WHAT THIS TASK INVOLVES
Leave out the pictures and transcribe everything else exactly.

:::::

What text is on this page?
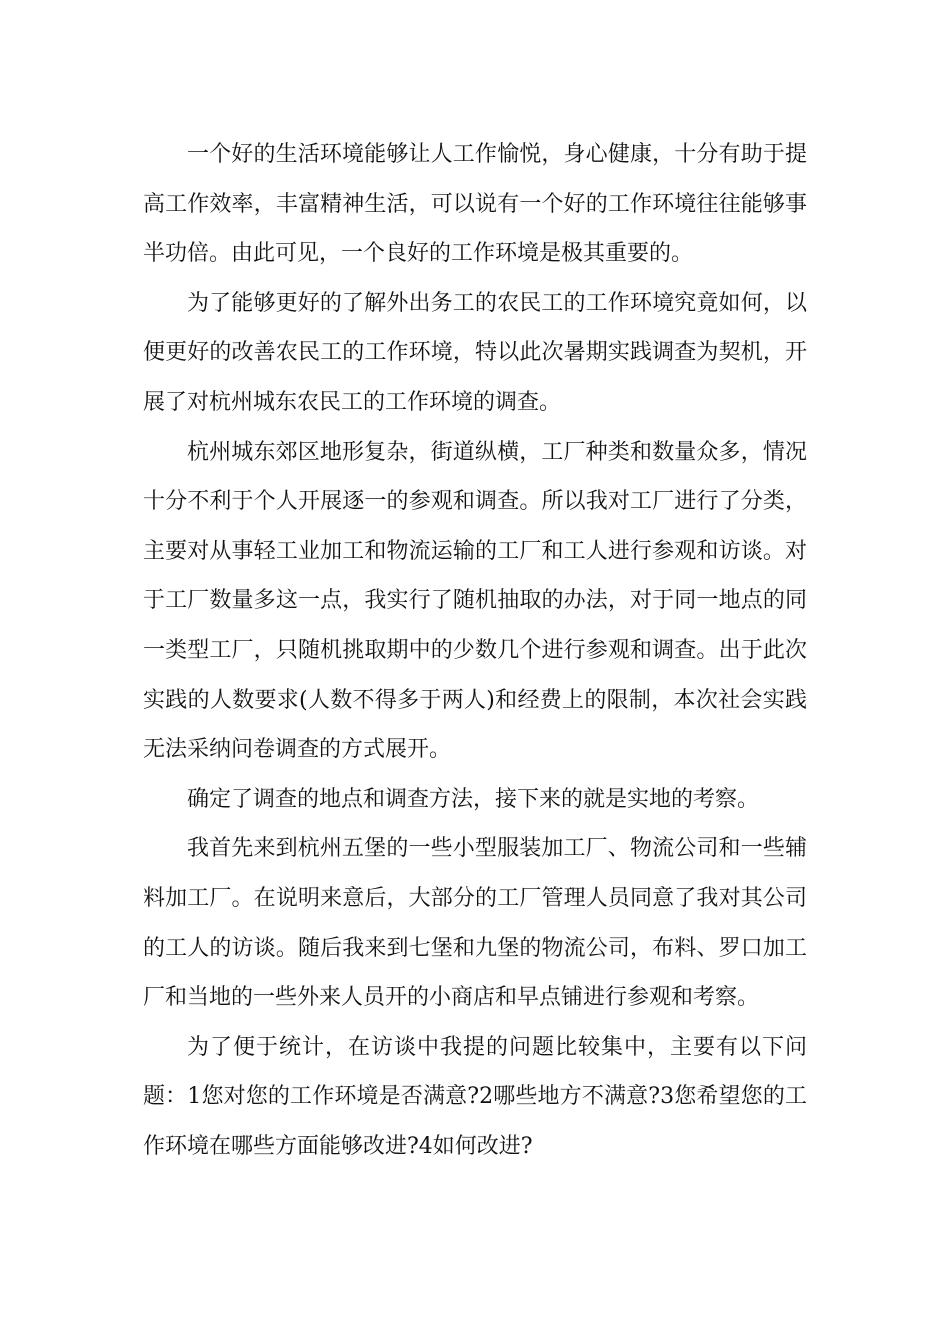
一个好的生活环境能够让人工作愉悦，身心健康，十分有助于提高工作效率，丰富精神生活，可以说有一个好的工作环境往往能够事半功倍。由此可见，一个良好的工作环境是极其重要的。

为了能够更好的了解外出务工的农民工的工作环境究竟如何，以便更好的改善农民工的工作环境，特以此次暑期实践调查为契机，开展了对杭州城东农民工的工作环境的调查。

杭州城东郊区地形复杂，街道纵横，工厂种类和数量众多，情况十分不利于个人开展逐一的参观和调查。所以我对工厂进行了分类，主要对从事轻工业加工和物流运输的工厂和工人进行参观和访谈。对于工厂数量多这一点，我实行了随机抽取的办法，对于同一地点的同一类型工厂，只随机挑取期中的少数几个进行参观和调查。出于此次实践的人数要求(人数不得多于两人)和经费上的限制，本次社会实践无法采纳问卷调查的方式展开。

确定了调查的地点和调查方法，接下来的就是实地的考察。

我首先来到杭州五堡的一些小型服装加工厂、物流公司和一些辅料加工厂。在说明来意后，大部分的工厂管理人员同意了我对其公司的工人的访谈。随后我来到七堡和九堡的物流公司，布料、罗口加工厂和当地的一些外来人员开的小商店和早点铺进行参观和考察。

为了便于统计，在访谈中我提的问题比较集中，主要有以下问题：1您对您的工作环境是否满意?2哪些地方不满意?3您希望您的工作环境在哪些方面能够改进?4如何改进?
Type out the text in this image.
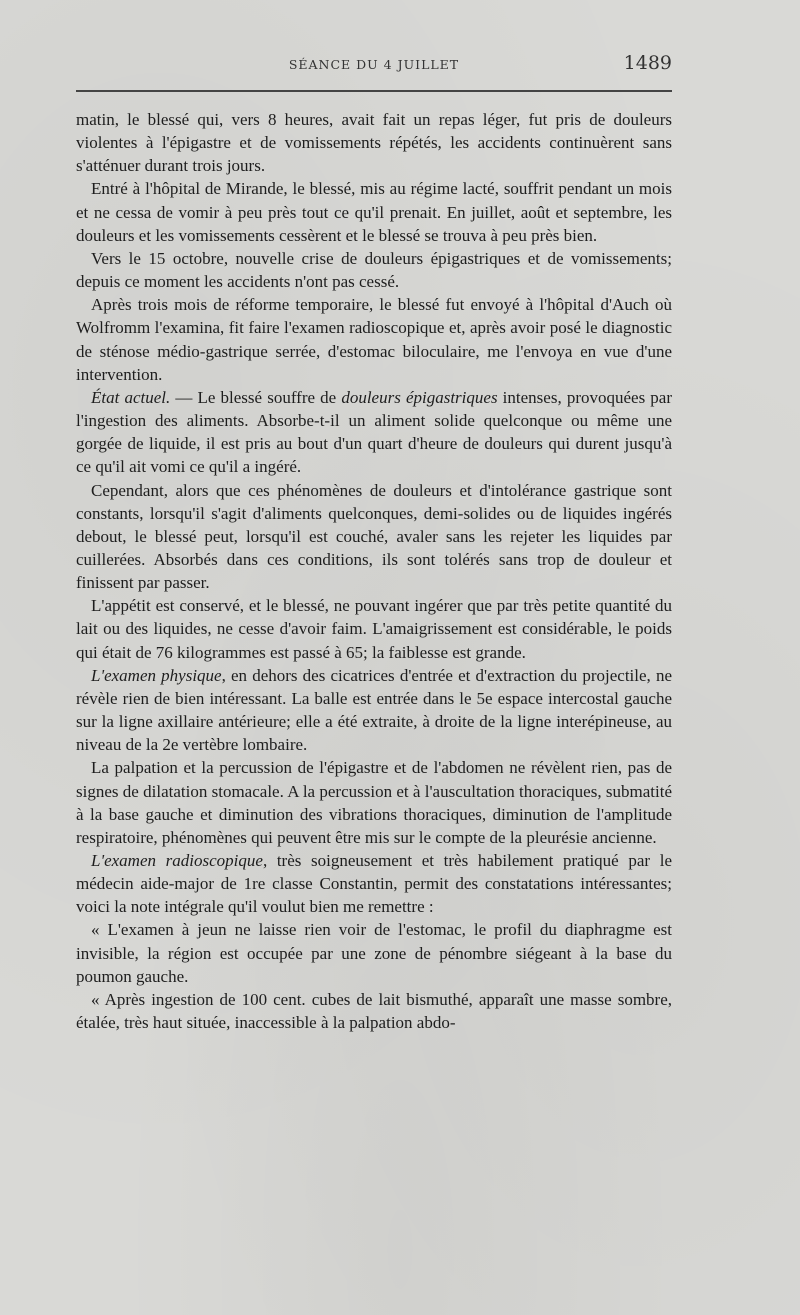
SÉANCE DU 4 JUILLET	1489

matin, le blessé qui, vers 8 heures, avait fait un repas léger, fut pris de douleurs violentes à l'épigastre et de vomissements répétés, les accidents continuèrent sans s'atténuer durant trois jours.

Entré à l'hôpital de Mirande, le blessé, mis au régime lacté, souffrit pendant un mois et ne cessa de vomir à peu près tout ce qu'il prenait. En juillet, août et septembre, les douleurs et les vomissements cessèrent et le blessé se trouva à peu près bien.

Vers le 15 octobre, nouvelle crise de douleurs épigastriques et de vomissements; depuis ce moment les accidents n'ont pas cessé.

Après trois mois de réforme temporaire, le blessé fut envoyé à l'hôpital d'Auch où Wolfromm l'examina, fit faire l'examen radioscopique et, après avoir posé le diagnostic de sténose médio-gastrique serrée, d'estomac biloculaire, me l'envoya en vue d'une intervention.

État actuel. — Le blessé souffre de douleurs épigastriques intenses, provoquées par l'ingestion des aliments. Absorbe-t-il un aliment solide quelconque ou même une gorgée de liquide, il est pris au bout d'un quart d'heure de douleurs qui durent jusqu'à ce qu'il ait vomi ce qu'il a ingéré.

Cependant, alors que ces phénomènes de douleurs et d'intolérance gastrique sont constants, lorsqu'il s'agit d'aliments quelconques, demi-solides ou de liquides ingérés debout, le blessé peut, lorsqu'il est couché, avaler sans les rejeter les liquides par cuillerées. Absorbés dans ces conditions, ils sont tolérés sans trop de douleur et finissent par passer.

L'appétit est conservé, et le blessé, ne pouvant ingérer que par très petite quantité du lait ou des liquides, ne cesse d'avoir faim. L'amaigrissement est considérable, le poids qui était de 76 kilogrammes est passé à 65; la faiblesse est grande.

L'examen physique, en dehors des cicatrices d'entrée et d'extraction du projectile, ne révèle rien de bien intéressant. La balle est entrée dans le 5e espace intercostal gauche sur la ligne axillaire antérieure; elle a été extraite, à droite de la ligne interépineuse, au niveau de la 2e vertèbre lombaire.

La palpation et la percussion de l'épigastre et de l'abdomen ne révèlent rien, pas de signes de dilatation stomacale. A la percussion et à l'auscultation thoraciques, submatité à la base gauche et diminution des vibrations thoraciques, diminution de l'amplitude respiratoire, phénomènes qui peuvent être mis sur le compte de la pleurésie ancienne.

L'examen radioscopique, très soigneusement et très habilement pratiqué par le médecin aide-major de 1re classe Constantin, permit des constatations intéressantes; voici la note intégrale qu'il voulut bien me remettre :

« L'examen à jeun ne laisse rien voir de l'estomac, le profil du diaphragme est invisible, la région est occupée par une zone de pénombre siégeant à la base du poumon gauche.

« Après ingestion de 100 cent. cubes de lait bismuthé, apparaît une masse sombre, étalée, très haut située, inaccessible à la palpation abdo-
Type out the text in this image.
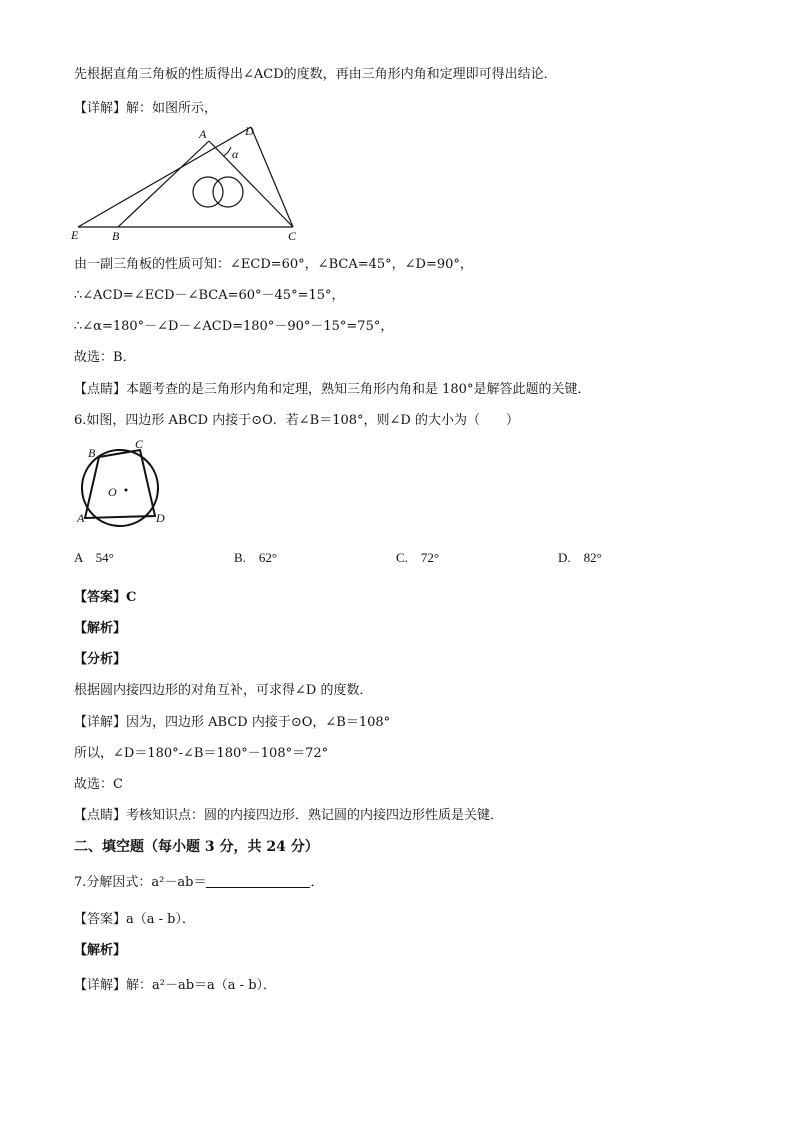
先根据直角三角板的性质得出∠ACD的度数，再由三角形内角和定理即可得出结论．
【详解】解：如图所示，
A	D
α
E	B	C
由一副三角板的性质可知：∠ECD=60°，∠BCA=45°，∠D=90°，
∴∠ACD=∠ECD－∠BCA=60°－45°=15°，
∴∠α=180°－∠D－∠ACD=180°－90°－15°=75°，
故选：B．
【点睛】本题考查的是三角形内角和定理，熟知三角形内角和是 180°是解答此题的关键．
6.如图，四边形 ABCD 内接于⊙O．若∠B＝108°，则∠D 的大小为（　　）
B
C
A	D
O
A　54°	B.　62°	C.　72°	D.　82°
【答案】C
【解析】
【分析】
根据圆内接四边形的对角互补，可求得∠D 的度数．
【详解】因为，四边形 ABCD 内接于⊙O，∠B＝108°
所以，∠D＝180°-∠B＝180°－108°＝72°
故选：C
【点睛】考核知识点：圆的内接四边形．熟记圆的内接四边形性质是关键．
二、填空题（每小题 3 分，共 24 分）
7.分解因式：a²－ab＝	．
【答案】a（a - b）．
【解析】
【详解】解：a²－ab＝a（a - b）．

:::::

RESPONSE TO THE EXERCISE
What text is on this page?
一个好的生活环境能够让人工作愉悦，身心健康，十分有助于提高工作效率，丰富精神生活，可以说有一个好的工作环境往往能够事半功倍。由此可见，一个良好的工作环境是极其重要的。

为了能够更好的了解外出务工的农民工的工作环境究竟如何，以便更好的改善农民工的工作环境，特以此次暑期实践调查为契机，开展了对杭州城东农民工的工作环境的调查。

杭州城东郊区地形复杂，街道纵横，工厂种类和数量众多，情况十分不利于个人开展逐一的参观和调查。所以我对工厂进行了分类，主要对从事轻工业加工和物流运输的工厂和工人进行参观和访谈。对于工厂数量多这一点，我实行了随机抽取的办法，对于同一地点的同一类型工厂，只随机挑取期中的少数几个进行参观和调查。出于此次实践的人数要求(人数不得多于两人)和经费上的限制，本次社会实践无法采纳问卷调查的方式展开。

确定了调查的地点和调查方法，接下来的就是实地的考察。

我首先来到杭州五堡的一些小型服装加工厂、物流公司和一些辅料加工厂。在说明来意后，大部分的工厂管理人员同意了我对其公司的工人的访谈。随后我来到七堡和九堡的物流公司，布料、罗口加工厂和当地的一些外来人员开的小商店和早点铺进行参观和考察。

为了便于统计，在访谈中我提的问题比较集中，主要有以下问题：1您对您的工作环境是否满意?2哪些地方不满意?3您希望您的工作环境在哪些方面能够改进?4如何改进?
Type out the text in this image.
SÉANCE DU 4 JUILLET	1489

matin, le blessé qui, vers 8 heures, avait fait un repas léger, fut pris de douleurs violentes à l'épigastre et de vomissements répétés, les accidents continuèrent sans s'atténuer durant trois jours.

Entré à l'hôpital de Mirande, le blessé, mis au régime lacté, souffrit pendant un mois et ne cessa de vomir à peu près tout ce qu'il prenait. En juillet, août et septembre, les douleurs et les vomissements cessèrent et le blessé se trouva à peu près bien.

Vers le 15 octobre, nouvelle crise de douleurs épigastriques et de vomissements; depuis ce moment les accidents n'ont pas cessé.

Après trois mois de réforme temporaire, le blessé fut envoyé à l'hôpital d'Auch où Wolfromm l'examina, fit faire l'examen radioscopique et, après avoir posé le diagnostic de sténose médio-gastrique serrée, d'estomac biloculaire, me l'envoya en vue d'une intervention.

État actuel. — Le blessé souffre de douleurs épigastriques intenses, provoquées par l'ingestion des aliments. Absorbe-t-il un aliment solide quelconque ou même une gorgée de liquide, il est pris au bout d'un quart d'heure de douleurs qui durent jusqu'à ce qu'il ait vomi ce qu'il a ingéré.

Cependant, alors que ces phénomènes de douleurs et d'intolérance gastrique sont constants, lorsqu'il s'agit d'aliments quelconques, demi-solides ou de liquides ingérés debout, le blessé peut, lorsqu'il est couché, avaler sans les rejeter les liquides par cuillerées. Absorbés dans ces conditions, ils sont tolérés sans trop de douleur et finissent par passer.

L'appétit est conservé, et le blessé, ne pouvant ingérer que par très petite quantité du lait ou des liquides, ne cesse d'avoir faim. L'amaigrissement est considérable, le poids qui était de 76 kilogrammes est passé à 65; la faiblesse est grande.

L'examen physique, en dehors des cicatrices d'entrée et d'extraction du projectile, ne révèle rien de bien intéressant. La balle est entrée dans le 5e espace intercostal gauche sur la ligne axillaire antérieure; elle a été extraite, à droite de la ligne interépineuse, au niveau de la 2e vertèbre lombaire.

La palpation et la percussion de l'épigastre et de l'abdomen ne révèlent rien, pas de signes de dilatation stomacale. A la percussion et à l'auscultation thoraciques, submatité à la base gauche et diminution des vibrations thoraciques, diminution de l'amplitude respiratoire, phénomènes qui peuvent être mis sur le compte de la pleurésie ancienne.

L'examen radioscopique, très soigneusement et très habilement pratiqué par le médecin aide-major de 1re classe Constantin, permit des constatations intéressantes; voici la note intégrale qu'il voulut bien me remettre :

« L'examen à jeun ne laisse rien voir de l'estomac, le profil du diaphragme est invisible, la région est occupée par une zone de pénombre siégeant à la base du poumon gauche.

« Après ingestion de 100 cent. cubes de lait bismuthé, apparaît une masse sombre, étalée, très haut située, inaccessible à la palpation abdo-
Type out the text in this image.
先根据直角三角板的性质得出∠ACD的度数，再由三角形内角和定理即可得出结论．
【详解】解：如图所示，
A	D
α
E	B	C
由一副三角板的性质可知：∠ECD=60°，∠BCA=45°，∠D=90°，
∴∠ACD=∠ECD－∠BCA=60°－45°=15°，
∴∠α=180°－∠D－∠ACD=180°－90°－15°=75°，
故选：B．
【点睛】本题考查的是三角形内角和定理，熟知三角形内角和是 180°是解答此题的关键．
6.如图，四边形 ABCD 内接于⊙O．若∠B＝108°，则∠D 的大小为（　　）
B
C
A	D
O
A　54°	B.　62°	C.　72°	D.　82°
【答案】C
【解析】
【分析】
根据圆内接四边形的对角互补，可求得∠D 的度数．
【详解】因为，四边形 ABCD 内接于⊙O，∠B＝108°
所以，∠D＝180°-∠B＝180°－108°＝72°
故选：C
【点睛】考核知识点：圆的内接四边形．熟记圆的内接四边形性质是关键．
二、填空题（每小题 3 分，共 24 分）
7.分解因式：a²－ab＝	．
【答案】a（a - b）．
【解析】
【详解】解：a²－ab＝a（a - b）．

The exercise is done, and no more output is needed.